Dataset entries
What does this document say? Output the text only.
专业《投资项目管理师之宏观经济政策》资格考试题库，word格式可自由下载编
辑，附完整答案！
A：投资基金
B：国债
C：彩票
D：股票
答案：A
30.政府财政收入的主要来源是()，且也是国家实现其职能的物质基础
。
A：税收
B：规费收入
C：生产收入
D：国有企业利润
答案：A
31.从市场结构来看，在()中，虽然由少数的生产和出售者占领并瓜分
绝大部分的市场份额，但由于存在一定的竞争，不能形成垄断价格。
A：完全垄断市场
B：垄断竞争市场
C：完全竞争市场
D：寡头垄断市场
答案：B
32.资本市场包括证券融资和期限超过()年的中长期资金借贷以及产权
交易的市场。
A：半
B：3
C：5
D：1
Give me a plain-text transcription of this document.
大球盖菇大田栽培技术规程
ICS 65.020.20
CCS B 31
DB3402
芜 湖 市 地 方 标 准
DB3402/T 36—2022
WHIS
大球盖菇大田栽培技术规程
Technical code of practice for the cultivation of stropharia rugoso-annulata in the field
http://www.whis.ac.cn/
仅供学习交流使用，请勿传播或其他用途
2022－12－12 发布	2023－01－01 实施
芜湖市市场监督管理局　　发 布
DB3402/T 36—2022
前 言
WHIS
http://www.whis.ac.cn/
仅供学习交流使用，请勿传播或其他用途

§ Given instruction:
Starting from the line with "Give me a plain-text" and ending with the final line of the data, quote every line exactly, both ends included.

§ Correct response:
Give me a plain-text transcription of this document.
大球盖菇大田栽培技术规程
ICS 65.020.20
CCS B 31
DB3402
芜 湖 市 地 方 标 准
DB3402/T 36—2022
WHIS
大球盖菇大田栽培技术规程
Technical code of practice for the cultivation of stropharia rugoso-annulata in the field
http://www.whis.ac.cn/
仅供学习交流使用，请勿传播或其他用途
2022－12－12 发布	2023－01－01 实施
芜湖市市场监督管理局　　发 布
DB3402/T 36—2022
前 言
WHIS
http://www.whis.ac.cn/
仅供学习交流使用，请勿传播或其他用途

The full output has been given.